Convert the listing below into a JSON list of strings, one string per line, starting at its first line and stopping after the line that contains "- food-card-sandwich[interactable]: The". Include both of those lines and leave out any blank lines.

--- BEGIN RECORDS TO PROCESS ---

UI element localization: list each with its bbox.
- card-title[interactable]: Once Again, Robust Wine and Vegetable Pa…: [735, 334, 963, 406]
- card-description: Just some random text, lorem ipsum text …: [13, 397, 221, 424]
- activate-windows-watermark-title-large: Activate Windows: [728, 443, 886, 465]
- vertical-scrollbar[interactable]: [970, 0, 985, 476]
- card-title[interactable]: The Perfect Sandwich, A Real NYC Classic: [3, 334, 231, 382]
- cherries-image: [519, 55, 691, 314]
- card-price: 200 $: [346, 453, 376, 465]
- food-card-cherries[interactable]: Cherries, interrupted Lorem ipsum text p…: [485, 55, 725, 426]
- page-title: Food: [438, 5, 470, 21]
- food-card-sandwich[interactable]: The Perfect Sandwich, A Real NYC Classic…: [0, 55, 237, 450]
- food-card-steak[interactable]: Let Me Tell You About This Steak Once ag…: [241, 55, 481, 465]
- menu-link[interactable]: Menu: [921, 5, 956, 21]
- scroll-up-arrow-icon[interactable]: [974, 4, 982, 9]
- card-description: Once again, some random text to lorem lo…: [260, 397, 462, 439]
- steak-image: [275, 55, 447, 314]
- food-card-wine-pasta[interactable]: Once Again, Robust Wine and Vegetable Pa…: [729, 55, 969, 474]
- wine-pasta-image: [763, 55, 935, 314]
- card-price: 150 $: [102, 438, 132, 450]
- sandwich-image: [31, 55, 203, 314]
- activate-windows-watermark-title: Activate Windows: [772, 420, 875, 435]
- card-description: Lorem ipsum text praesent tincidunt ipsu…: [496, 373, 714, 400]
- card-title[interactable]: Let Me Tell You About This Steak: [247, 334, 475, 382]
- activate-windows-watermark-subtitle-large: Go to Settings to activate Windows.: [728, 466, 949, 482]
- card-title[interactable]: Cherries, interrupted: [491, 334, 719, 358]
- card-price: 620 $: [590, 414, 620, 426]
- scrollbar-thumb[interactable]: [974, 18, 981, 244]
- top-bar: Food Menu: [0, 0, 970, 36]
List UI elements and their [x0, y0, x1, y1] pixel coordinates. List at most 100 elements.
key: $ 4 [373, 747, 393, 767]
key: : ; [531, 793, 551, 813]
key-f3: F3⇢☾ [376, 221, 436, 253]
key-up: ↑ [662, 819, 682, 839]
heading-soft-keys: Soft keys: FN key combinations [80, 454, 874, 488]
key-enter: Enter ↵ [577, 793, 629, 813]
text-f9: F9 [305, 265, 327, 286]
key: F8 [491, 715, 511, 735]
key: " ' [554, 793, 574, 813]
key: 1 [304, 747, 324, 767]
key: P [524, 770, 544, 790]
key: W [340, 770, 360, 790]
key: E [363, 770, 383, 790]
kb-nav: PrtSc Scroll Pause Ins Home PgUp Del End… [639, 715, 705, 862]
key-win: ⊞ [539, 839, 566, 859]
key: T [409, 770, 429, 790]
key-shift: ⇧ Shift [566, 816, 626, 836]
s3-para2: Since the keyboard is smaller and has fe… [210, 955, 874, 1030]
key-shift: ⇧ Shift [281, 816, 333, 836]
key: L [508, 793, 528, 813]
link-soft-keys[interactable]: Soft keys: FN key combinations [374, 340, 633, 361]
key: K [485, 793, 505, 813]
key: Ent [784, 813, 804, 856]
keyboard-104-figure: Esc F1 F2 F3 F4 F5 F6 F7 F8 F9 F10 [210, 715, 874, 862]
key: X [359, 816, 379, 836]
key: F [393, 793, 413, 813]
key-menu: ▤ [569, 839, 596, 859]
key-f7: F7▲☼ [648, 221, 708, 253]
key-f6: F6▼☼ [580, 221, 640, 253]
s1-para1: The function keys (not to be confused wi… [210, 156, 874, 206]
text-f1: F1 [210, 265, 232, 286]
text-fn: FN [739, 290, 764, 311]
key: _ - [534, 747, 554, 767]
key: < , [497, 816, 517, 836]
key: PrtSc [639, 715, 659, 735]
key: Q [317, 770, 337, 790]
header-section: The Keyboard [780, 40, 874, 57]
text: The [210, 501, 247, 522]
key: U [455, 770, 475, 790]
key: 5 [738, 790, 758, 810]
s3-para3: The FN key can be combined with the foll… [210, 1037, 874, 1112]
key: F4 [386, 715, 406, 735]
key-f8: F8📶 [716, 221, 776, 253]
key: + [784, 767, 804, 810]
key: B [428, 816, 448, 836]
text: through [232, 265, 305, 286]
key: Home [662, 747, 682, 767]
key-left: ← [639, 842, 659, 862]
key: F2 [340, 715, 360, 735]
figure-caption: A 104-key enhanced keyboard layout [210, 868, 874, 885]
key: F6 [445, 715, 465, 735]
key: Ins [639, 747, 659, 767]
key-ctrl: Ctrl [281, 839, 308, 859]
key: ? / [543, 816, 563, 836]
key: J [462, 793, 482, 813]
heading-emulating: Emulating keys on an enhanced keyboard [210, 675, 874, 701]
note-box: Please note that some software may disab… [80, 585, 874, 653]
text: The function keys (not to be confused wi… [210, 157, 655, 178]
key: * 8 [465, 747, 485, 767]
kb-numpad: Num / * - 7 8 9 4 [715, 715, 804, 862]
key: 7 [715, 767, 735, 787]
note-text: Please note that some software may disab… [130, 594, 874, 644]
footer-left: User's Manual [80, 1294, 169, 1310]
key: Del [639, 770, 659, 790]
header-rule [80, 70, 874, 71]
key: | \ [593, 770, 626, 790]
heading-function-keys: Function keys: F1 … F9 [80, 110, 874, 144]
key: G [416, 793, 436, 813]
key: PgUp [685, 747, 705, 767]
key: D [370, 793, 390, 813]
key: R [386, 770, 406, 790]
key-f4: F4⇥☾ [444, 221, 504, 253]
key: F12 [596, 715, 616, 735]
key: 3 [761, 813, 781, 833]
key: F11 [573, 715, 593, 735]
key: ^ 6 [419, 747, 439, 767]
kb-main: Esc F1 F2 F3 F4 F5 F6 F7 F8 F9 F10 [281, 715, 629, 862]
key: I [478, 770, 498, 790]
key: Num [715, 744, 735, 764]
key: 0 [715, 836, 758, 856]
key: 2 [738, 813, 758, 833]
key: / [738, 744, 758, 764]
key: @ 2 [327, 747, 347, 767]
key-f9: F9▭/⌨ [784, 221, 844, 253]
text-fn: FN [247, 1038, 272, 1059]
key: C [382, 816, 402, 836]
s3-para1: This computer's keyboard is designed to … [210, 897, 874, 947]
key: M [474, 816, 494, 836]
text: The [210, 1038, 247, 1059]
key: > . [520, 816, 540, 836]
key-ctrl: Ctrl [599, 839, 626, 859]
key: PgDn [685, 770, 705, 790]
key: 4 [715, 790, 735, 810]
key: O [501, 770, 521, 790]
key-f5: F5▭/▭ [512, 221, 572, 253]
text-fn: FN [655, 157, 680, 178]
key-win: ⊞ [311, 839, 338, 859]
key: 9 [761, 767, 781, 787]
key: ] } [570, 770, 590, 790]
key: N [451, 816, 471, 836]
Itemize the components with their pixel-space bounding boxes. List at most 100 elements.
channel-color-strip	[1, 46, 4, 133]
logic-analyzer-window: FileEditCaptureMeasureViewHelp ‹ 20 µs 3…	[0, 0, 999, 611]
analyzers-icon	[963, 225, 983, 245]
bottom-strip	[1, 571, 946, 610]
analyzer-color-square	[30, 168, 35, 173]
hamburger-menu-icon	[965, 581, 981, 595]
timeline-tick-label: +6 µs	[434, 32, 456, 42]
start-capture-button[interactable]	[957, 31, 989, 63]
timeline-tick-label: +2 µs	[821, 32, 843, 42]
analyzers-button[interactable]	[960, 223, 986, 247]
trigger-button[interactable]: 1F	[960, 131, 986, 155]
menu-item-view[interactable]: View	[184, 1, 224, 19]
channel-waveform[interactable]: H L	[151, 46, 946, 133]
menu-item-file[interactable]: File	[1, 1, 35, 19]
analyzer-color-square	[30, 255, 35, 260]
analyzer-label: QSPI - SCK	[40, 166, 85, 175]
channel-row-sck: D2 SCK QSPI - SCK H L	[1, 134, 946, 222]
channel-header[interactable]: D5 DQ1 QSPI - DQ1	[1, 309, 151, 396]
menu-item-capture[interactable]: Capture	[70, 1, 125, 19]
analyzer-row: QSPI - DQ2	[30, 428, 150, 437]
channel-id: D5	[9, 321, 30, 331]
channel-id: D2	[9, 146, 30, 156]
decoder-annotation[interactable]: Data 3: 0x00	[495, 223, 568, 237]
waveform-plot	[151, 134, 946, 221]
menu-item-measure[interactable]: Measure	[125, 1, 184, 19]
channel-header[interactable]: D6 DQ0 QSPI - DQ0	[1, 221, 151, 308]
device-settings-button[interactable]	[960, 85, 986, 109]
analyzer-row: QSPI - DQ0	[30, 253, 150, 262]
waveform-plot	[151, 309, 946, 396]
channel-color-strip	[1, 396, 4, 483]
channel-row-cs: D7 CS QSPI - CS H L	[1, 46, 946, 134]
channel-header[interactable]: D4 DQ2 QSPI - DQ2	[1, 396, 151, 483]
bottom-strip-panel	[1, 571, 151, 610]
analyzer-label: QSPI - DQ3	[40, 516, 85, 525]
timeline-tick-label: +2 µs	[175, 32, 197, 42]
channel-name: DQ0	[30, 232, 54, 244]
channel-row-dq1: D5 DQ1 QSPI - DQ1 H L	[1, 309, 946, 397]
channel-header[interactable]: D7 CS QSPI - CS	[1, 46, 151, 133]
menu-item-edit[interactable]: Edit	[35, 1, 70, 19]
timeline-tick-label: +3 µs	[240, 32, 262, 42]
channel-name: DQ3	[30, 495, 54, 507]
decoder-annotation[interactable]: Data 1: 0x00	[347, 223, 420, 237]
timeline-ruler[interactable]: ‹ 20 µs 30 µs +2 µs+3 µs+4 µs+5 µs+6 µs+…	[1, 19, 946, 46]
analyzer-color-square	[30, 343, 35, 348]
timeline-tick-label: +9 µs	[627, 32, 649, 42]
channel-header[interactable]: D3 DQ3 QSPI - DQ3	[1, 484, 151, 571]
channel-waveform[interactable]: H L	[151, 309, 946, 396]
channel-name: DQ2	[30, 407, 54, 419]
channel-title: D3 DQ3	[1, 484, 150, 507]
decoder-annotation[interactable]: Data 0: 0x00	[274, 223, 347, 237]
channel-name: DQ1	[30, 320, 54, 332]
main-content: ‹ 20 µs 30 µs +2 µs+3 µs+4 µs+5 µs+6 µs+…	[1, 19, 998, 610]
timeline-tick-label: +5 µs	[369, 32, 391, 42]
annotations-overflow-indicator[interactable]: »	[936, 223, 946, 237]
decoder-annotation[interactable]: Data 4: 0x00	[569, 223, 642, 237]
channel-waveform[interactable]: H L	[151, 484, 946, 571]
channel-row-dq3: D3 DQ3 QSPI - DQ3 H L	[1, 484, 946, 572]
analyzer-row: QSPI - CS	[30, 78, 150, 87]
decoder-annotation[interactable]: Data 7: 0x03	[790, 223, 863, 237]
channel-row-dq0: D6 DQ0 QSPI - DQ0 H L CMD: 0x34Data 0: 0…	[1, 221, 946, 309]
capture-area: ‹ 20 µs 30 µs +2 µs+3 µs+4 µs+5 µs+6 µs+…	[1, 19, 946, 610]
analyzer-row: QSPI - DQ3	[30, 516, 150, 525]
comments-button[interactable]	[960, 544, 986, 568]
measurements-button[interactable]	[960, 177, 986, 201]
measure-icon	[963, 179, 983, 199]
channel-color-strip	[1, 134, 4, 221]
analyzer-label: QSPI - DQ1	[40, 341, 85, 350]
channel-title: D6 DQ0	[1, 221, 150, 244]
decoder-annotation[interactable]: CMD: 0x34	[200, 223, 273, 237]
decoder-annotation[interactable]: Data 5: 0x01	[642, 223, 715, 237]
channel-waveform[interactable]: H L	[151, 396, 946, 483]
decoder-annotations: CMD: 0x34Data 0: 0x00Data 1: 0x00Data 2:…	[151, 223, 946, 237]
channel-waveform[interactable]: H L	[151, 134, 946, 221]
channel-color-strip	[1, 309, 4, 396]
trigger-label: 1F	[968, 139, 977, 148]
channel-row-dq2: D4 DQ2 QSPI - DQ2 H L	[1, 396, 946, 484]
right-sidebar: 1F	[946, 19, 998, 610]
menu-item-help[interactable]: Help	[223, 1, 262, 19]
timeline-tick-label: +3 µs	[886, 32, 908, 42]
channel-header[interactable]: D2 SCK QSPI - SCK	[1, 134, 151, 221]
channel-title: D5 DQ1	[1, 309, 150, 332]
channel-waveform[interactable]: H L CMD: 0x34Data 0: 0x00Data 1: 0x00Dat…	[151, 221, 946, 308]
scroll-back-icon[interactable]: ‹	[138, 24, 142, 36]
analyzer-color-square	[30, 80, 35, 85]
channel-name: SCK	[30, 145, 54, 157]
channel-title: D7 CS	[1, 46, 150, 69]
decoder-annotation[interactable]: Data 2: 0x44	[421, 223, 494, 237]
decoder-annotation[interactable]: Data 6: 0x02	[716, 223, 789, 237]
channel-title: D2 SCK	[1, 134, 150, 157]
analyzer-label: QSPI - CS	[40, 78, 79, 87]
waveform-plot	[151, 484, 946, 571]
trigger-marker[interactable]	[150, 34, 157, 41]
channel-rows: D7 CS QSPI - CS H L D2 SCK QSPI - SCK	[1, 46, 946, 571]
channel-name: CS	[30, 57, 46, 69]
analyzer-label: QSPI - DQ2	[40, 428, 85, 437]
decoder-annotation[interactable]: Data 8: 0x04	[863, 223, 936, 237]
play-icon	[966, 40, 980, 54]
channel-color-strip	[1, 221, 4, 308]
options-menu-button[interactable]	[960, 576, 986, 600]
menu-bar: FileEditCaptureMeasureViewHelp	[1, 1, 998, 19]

--- END RECORDS TO PROCESS ---

## SOLUTION FOR THIS EXERCISE
[
  "UI element localization: list each with its bbox.",
  "- card-title[interactable]: Once Again, Robust Wine and Vegetable Pa…: [735, 334, 963, 406]",
  "- card-description: Just some random text, lorem ipsum text …: [13, 397, 221, 424]",
  "- activate-windows-watermark-title-large: Activate Windows: [728, 443, 886, 465]",
  "- vertical-scrollbar[interactable]: [970, 0, 985, 476]",
  "- card-title[interactable]: The Perfect Sandwich, A Real NYC Classic: [3, 334, 231, 382]",
  "- cherries-image: [519, 55, 691, 314]",
  "- card-price: 200 $: [346, 453, 376, 465]",
  "- food-card-cherries[interactable]: Cherries, interrupted Lorem ipsum text p…: [485, 55, 725, 426]",
  "- page-title: Food: [438, 5, 470, 21]",
  "- food-card-sandwich[interactable]: The Perfect Sandwich, A Real NYC Classic…: [0, 55, 237, 450]"
]